━━━ Raw data

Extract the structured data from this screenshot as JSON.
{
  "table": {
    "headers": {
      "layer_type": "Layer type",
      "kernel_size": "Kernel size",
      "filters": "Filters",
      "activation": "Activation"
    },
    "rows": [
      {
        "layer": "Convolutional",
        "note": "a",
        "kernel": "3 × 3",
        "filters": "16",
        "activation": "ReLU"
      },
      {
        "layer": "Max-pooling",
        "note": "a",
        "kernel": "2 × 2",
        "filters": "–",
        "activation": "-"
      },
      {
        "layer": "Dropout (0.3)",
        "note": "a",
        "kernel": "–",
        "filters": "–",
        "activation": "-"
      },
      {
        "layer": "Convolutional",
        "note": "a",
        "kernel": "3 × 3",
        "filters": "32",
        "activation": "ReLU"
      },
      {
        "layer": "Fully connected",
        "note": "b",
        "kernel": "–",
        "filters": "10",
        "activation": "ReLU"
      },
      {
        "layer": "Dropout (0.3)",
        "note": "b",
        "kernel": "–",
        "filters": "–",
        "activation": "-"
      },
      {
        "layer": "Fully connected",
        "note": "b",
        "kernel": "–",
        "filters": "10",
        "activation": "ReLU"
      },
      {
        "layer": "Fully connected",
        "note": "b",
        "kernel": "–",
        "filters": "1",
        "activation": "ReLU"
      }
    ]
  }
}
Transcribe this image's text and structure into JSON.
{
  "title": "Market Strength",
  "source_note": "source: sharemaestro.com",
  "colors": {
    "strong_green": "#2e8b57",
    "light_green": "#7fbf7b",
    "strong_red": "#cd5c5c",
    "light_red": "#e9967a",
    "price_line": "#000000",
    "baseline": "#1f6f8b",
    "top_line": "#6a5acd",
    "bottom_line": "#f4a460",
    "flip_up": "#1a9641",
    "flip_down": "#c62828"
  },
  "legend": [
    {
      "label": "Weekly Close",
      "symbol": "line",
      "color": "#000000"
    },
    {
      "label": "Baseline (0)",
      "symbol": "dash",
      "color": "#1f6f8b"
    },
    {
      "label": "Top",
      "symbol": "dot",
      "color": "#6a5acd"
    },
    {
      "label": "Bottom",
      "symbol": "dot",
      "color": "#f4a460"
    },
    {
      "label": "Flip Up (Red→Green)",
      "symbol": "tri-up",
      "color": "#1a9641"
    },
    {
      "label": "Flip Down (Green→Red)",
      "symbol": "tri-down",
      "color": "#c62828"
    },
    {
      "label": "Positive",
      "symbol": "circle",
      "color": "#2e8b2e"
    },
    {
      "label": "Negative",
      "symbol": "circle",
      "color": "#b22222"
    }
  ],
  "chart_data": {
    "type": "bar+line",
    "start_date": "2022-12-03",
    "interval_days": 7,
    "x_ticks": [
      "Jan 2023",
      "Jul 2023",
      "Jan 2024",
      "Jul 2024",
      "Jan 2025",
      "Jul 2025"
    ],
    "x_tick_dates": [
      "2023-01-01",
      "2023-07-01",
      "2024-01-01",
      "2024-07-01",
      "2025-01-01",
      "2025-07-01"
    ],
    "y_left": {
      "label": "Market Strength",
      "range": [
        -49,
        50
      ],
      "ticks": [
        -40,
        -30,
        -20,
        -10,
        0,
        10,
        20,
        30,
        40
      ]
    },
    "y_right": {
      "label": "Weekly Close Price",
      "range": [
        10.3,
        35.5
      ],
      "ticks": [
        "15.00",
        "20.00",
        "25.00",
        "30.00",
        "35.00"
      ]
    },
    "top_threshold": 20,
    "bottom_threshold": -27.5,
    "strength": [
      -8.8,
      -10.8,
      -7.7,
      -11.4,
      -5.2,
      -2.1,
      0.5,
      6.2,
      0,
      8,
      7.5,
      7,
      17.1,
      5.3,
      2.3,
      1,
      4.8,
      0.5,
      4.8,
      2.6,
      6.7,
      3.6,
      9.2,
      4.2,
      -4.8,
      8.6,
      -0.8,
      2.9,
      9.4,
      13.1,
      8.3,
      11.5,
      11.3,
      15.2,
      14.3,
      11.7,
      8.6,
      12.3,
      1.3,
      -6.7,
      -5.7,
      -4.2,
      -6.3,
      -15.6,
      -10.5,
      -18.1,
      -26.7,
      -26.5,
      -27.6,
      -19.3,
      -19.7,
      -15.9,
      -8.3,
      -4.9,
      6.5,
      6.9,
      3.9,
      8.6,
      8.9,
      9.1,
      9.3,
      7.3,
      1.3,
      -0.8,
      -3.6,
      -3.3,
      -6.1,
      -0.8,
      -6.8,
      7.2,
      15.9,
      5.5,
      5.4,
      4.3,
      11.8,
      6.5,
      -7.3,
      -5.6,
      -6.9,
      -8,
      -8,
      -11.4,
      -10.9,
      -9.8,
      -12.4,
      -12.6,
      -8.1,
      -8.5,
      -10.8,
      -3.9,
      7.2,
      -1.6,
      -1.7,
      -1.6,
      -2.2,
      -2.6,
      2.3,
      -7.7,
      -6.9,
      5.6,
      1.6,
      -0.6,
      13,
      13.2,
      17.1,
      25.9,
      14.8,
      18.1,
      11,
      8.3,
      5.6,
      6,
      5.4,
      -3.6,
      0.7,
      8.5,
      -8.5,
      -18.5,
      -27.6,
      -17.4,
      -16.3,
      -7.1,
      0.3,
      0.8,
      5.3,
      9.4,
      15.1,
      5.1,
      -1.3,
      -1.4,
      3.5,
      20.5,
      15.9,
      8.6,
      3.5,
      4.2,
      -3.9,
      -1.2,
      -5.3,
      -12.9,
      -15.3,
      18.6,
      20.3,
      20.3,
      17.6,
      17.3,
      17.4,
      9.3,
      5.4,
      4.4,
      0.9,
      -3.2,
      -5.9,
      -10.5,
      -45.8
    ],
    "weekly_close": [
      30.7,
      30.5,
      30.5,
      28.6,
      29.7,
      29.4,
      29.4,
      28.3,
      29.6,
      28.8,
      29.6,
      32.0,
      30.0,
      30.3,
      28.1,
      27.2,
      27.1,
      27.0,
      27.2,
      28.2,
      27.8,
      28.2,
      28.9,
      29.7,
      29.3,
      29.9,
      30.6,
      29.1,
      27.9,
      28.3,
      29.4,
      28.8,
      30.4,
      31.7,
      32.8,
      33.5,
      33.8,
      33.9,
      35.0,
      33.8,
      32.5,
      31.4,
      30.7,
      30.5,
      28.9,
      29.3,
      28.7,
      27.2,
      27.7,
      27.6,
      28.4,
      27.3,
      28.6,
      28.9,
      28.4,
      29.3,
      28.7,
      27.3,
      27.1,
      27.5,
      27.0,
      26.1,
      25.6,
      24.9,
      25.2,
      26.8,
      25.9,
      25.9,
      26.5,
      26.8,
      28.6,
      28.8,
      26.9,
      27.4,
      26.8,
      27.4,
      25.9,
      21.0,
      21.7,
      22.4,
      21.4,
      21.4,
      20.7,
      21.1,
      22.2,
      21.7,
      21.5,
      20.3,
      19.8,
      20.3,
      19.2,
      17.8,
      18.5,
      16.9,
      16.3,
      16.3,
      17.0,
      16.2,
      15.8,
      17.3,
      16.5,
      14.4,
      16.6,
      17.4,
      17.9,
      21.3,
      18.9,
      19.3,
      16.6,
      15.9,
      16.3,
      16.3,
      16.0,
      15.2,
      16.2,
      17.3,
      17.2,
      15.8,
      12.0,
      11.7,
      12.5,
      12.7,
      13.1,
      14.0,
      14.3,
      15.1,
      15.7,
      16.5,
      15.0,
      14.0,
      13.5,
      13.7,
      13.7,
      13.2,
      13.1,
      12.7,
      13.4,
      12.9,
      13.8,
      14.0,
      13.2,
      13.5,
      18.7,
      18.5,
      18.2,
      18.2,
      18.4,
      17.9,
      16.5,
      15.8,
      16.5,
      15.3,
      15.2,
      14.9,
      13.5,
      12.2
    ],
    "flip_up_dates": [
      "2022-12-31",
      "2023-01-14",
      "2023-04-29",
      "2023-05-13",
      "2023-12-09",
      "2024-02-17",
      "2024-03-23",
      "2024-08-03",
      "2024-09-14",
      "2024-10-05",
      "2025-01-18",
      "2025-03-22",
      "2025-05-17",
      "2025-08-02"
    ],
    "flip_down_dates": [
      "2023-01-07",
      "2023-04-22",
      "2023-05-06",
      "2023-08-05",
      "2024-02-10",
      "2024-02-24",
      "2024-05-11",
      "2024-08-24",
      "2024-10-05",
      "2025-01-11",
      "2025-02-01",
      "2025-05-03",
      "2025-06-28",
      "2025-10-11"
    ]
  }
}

━━━━━━

Only the number is wanted: how many lines of the data contain the word "Market"?

2